SET TASK | Produce an exact copy of all the records.

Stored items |
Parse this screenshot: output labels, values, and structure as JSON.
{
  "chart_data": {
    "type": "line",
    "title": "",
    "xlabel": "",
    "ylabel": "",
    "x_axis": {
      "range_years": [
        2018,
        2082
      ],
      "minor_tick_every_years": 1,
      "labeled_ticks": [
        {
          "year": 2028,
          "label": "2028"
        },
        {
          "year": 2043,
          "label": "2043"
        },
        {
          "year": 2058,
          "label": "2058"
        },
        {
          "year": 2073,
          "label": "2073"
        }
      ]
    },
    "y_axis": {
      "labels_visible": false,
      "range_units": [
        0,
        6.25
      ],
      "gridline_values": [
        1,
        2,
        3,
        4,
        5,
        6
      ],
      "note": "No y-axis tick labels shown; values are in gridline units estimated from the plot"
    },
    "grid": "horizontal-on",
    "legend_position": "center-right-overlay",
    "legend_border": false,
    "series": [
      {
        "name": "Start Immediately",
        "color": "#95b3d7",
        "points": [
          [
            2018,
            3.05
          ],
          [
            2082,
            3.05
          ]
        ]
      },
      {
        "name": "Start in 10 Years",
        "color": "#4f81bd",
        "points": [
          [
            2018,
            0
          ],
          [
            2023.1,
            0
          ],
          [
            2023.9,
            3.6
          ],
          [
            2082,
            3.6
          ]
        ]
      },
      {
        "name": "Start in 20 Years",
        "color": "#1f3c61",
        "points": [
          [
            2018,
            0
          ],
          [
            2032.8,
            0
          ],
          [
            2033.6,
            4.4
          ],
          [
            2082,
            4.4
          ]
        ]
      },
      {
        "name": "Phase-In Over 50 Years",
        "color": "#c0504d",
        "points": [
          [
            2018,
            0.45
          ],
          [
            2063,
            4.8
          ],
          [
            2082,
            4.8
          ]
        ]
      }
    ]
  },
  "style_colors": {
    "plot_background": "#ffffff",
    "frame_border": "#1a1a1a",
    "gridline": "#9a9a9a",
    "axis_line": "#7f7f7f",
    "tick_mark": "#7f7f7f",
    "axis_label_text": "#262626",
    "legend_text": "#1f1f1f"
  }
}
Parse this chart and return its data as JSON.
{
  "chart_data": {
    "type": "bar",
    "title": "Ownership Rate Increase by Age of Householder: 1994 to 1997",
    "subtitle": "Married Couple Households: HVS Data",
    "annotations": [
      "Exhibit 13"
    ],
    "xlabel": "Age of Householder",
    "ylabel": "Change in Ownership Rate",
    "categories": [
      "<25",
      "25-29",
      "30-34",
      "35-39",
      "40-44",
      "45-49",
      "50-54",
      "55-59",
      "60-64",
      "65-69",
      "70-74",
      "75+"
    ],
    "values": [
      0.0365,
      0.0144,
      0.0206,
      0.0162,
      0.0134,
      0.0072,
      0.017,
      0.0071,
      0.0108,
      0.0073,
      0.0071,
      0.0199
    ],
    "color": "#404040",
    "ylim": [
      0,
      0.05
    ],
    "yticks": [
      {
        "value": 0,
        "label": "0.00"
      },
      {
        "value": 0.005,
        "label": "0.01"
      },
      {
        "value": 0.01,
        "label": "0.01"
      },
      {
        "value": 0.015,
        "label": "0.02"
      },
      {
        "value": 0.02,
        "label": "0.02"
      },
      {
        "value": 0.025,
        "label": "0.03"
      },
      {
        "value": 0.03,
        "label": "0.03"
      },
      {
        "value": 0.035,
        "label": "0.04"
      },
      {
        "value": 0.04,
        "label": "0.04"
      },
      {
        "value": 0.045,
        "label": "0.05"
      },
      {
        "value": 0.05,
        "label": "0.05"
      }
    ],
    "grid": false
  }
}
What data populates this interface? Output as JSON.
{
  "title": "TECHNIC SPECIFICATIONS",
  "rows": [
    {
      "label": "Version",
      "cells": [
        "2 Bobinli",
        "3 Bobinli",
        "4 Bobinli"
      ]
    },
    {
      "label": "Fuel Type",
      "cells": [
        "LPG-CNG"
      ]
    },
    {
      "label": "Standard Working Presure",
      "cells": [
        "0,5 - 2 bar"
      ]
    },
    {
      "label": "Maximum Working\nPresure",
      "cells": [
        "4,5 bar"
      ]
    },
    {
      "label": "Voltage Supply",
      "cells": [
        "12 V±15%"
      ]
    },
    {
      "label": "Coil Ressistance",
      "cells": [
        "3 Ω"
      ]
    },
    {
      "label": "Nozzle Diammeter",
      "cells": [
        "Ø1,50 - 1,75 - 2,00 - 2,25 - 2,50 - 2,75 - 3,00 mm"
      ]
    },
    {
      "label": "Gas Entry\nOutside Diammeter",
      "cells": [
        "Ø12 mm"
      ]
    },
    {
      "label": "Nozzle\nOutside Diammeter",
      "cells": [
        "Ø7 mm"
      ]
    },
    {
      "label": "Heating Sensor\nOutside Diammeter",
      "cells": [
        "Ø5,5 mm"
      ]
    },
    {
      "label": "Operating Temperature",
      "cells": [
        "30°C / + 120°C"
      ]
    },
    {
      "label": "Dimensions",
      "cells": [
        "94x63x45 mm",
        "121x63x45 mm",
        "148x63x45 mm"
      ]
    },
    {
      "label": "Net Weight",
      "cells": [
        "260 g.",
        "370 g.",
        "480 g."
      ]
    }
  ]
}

COMPLETED EXERCISE |
Parse this screenshot: output labels, values, and structure as JSON.
{
  "chart_data": {
    "type": "line",
    "title": "",
    "xlabel": "",
    "ylabel": "",
    "x_axis": {
      "range_years": [
        2018,
        2082
      ],
      "minor_tick_every_years": 1,
      "labeled_ticks": [
        {
          "year": 2028,
          "label": "2028"
        },
        {
          "year": 2043,
          "label": "2043"
        },
        {
          "year": 2058,
          "label": "2058"
        },
        {
          "year": 2073,
          "label": "2073"
        }
      ]
    },
    "y_axis": {
      "labels_visible": false,
      "range_units": [
        0,
        6.25
      ],
      "gridline_values": [
        1,
        2,
        3,
        4,
        5,
        6
      ],
      "note": "No y-axis tick labels shown; values are in gridline units estimated from the plot"
    },
    "grid": "horizontal-on",
    "legend_position": "center-right-overlay",
    "legend_border": false,
    "series": [
      {
        "name": "Start Immediately",
        "color": "#95b3d7",
        "points": [
          [
            2018,
            3.05
          ],
          [
            2082,
            3.05
          ]
        ]
      },
      {
        "name": "Start in 10 Years",
        "color": "#4f81bd",
        "points": [
          [
            2018,
            0
          ],
          [
            2023.1,
            0
          ],
          [
            2023.9,
            3.6
          ],
          [
            2082,
            3.6
          ]
        ]
      },
      {
        "name": "Start in 20 Years",
        "color": "#1f3c61",
        "points": [
          [
            2018,
            0
          ],
          [
            2032.8,
            0
          ],
          [
            2033.6,
            4.4
          ],
          [
            2082,
            4.4
          ]
        ]
      },
      {
        "name": "Phase-In Over 50 Years",
        "color": "#c0504d",
        "points": [
          [
            2018,
            0.45
          ],
          [
            2063,
            4.8
          ],
          [
            2082,
            4.8
          ]
        ]
      }
    ]
  },
  "style_colors": {
    "plot_background": "#ffffff",
    "frame_border": "#1a1a1a",
    "gridline": "#9a9a9a",
    "axis_line": "#7f7f7f",
    "tick_mark": "#7f7f7f",
    "axis_label_text": "#262626",
    "legend_text": "#1f1f1f"
  }
}
Parse this chart and return its data as JSON.
{
  "chart_data": {
    "type": "bar",
    "title": "Ownership Rate Increase by Age of Householder: 1994 to 1997",
    "subtitle": "Married Couple Households: HVS Data",
    "annotations": [
      "Exhibit 13"
    ],
    "xlabel": "Age of Householder",
    "ylabel": "Change in Ownership Rate",
    "categories": [
      "<25",
      "25-29",
      "30-34",
      "35-39",
      "40-44",
      "45-49",
      "50-54",
      "55-59",
      "60-64",
      "65-69",
      "70-74",
      "75+"
    ],
    "values": [
      0.0365,
      0.0144,
      0.0206,
      0.0162,
      0.0134,
      0.0072,
      0.017,
      0.0071,
      0.0108,
      0.0073,
      0.0071,
      0.0199
    ],
    "color": "#404040",
    "ylim": [
      0,
      0.05
    ],
    "yticks": [
      {
        "value": 0,
        "label": "0.00"
      },
      {
        "value": 0.005,
        "label": "0.01"
      },
      {
        "value": 0.01,
        "label": "0.01"
      },
      {
        "value": 0.015,
        "label": "0.02"
      },
      {
        "value": 0.02,
        "label": "0.02"
      },
      {
        "value": 0.025,
        "label": "0.03"
      },
      {
        "value": 0.03,
        "label": "0.03"
      },
      {
        "value": 0.035,
        "label": "0.04"
      },
      {
        "value": 0.04,
        "label": "0.04"
      },
      {
        "value": 0.045,
        "label": "0.05"
      },
      {
        "value": 0.05,
        "label": "0.05"
      }
    ],
    "grid": false
  }
}
What data populates this interface? Output as JSON.
{
  "title": "TECHNIC SPECIFICATIONS",
  "rows": [
    {
      "label": "Version",
      "cells": [
        "2 Bobinli",
        "3 Bobinli",
        "4 Bobinli"
      ]
    },
    {
      "label": "Fuel Type",
      "cells": [
        "LPG-CNG"
      ]
    },
    {
      "label": "Standard Working Presure",
      "cells": [
        "0,5 - 2 bar"
      ]
    },
    {
      "label": "Maximum Working\nPresure",
      "cells": [
        "4,5 bar"
      ]
    },
    {
      "label": "Voltage Supply",
      "cells": [
        "12 V±15%"
      ]
    },
    {
      "label": "Coil Ressistance",
      "cells": [
        "3 Ω"
      ]
    },
    {
      "label": "Nozzle Diammeter",
      "cells": [
        "Ø1,50 - 1,75 - 2,00 - 2,25 - 2,50 - 2,75 - 3,00 mm"
      ]
    },
    {
      "label": "Gas Entry\nOutside Diammeter",
      "cells": [
        "Ø12 mm"
      ]
    },
    {
      "label": "Nozzle\nOutside Diammeter",
      "cells": [
        "Ø7 mm"
      ]
    },
    {
      "label": "Heating Sensor\nOutside Diammeter",
      "cells": [
        "Ø5,5 mm"
      ]
    },
    {
      "label": "Operating Temperature",
      "cells": [
        "30°C / + 120°C"
      ]
    },
    {
      "label": "Dimensions",
      "cells": [
        "94x63x45 mm",
        "121x63x45 mm",
        "148x63x45 mm"
      ]
    },
    {
      "label": "Net Weight",
      "cells": [
        "260 g.",
        "370 g.",
        "480 g."
      ]
    }
  ]
}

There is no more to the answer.